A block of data
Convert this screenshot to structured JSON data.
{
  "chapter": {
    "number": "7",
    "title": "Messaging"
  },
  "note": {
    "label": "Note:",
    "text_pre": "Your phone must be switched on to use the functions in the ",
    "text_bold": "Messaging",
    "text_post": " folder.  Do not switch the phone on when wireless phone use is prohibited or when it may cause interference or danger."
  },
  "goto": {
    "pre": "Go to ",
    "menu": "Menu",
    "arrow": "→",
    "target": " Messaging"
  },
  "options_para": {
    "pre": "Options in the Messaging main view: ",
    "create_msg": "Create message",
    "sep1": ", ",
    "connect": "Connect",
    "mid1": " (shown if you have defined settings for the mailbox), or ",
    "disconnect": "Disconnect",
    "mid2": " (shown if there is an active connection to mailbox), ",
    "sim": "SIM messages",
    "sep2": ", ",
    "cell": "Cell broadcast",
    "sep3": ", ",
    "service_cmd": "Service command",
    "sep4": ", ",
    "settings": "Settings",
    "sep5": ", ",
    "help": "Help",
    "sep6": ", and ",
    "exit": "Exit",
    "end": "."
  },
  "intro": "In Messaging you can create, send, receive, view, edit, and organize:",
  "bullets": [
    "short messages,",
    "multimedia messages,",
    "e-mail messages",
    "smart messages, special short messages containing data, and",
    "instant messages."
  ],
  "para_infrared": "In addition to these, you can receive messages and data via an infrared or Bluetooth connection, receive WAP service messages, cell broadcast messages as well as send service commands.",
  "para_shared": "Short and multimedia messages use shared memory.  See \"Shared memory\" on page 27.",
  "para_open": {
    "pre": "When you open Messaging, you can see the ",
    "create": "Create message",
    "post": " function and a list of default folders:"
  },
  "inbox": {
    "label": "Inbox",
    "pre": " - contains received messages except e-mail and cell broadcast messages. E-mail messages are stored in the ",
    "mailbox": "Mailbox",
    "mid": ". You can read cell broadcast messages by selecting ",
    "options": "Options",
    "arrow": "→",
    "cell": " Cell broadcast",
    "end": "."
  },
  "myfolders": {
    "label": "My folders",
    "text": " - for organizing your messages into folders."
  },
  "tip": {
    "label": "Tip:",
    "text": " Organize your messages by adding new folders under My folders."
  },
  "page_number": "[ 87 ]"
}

__EXERCISE__: Would you write down every record again, exactly?

__EXPECTED OUTPUT__:
Convert this screenshot to structured JSON data.
{
  "chapter": {
    "number": "7",
    "title": "Messaging"
  },
  "note": {
    "label": "Note:",
    "text_pre": "Your phone must be switched on to use the functions in the ",
    "text_bold": "Messaging",
    "text_post": " folder.  Do not switch the phone on when wireless phone use is prohibited or when it may cause interference or danger."
  },
  "goto": {
    "pre": "Go to ",
    "menu": "Menu",
    "arrow": "→",
    "target": " Messaging"
  },
  "options_para": {
    "pre": "Options in the Messaging main view: ",
    "create_msg": "Create message",
    "sep1": ", ",
    "connect": "Connect",
    "mid1": " (shown if you have defined settings for the mailbox), or ",
    "disconnect": "Disconnect",
    "mid2": " (shown if there is an active connection to mailbox), ",
    "sim": "SIM messages",
    "sep2": ", ",
    "cell": "Cell broadcast",
    "sep3": ", ",
    "service_cmd": "Service command",
    "sep4": ", ",
    "settings": "Settings",
    "sep5": ", ",
    "help": "Help",
    "sep6": ", and ",
    "exit": "Exit",
    "end": "."
  },
  "intro": "In Messaging you can create, send, receive, view, edit, and organize:",
  "bullets": [
    "short messages,",
    "multimedia messages,",
    "e-mail messages",
    "smart messages, special short messages containing data, and",
    "instant messages."
  ],
  "para_infrared": "In addition to these, you can receive messages and data via an infrared or Bluetooth connection, receive WAP service messages, cell broadcast messages as well as send service commands.",
  "para_shared": "Short and multimedia messages use shared memory.  See \"Shared memory\" on page 27.",
  "para_open": {
    "pre": "When you open Messaging, you can see the ",
    "create": "Create message",
    "post": " function and a list of default folders:"
  },
  "inbox": {
    "label": "Inbox",
    "pre": " - contains received messages except e-mail and cell broadcast messages. E-mail messages are stored in the ",
    "mailbox": "Mailbox",
    "mid": ". You can read cell broadcast messages by selecting ",
    "options": "Options",
    "arrow": "→",
    "cell": " Cell broadcast",
    "end": "."
  },
  "myfolders": {
    "label": "My folders",
    "text": " - for organizing your messages into folders."
  },
  "tip": {
    "label": "Tip:",
    "text": " Organize your messages by adding new folders under My folders."
  },
  "page_number": "[ 87 ]"
}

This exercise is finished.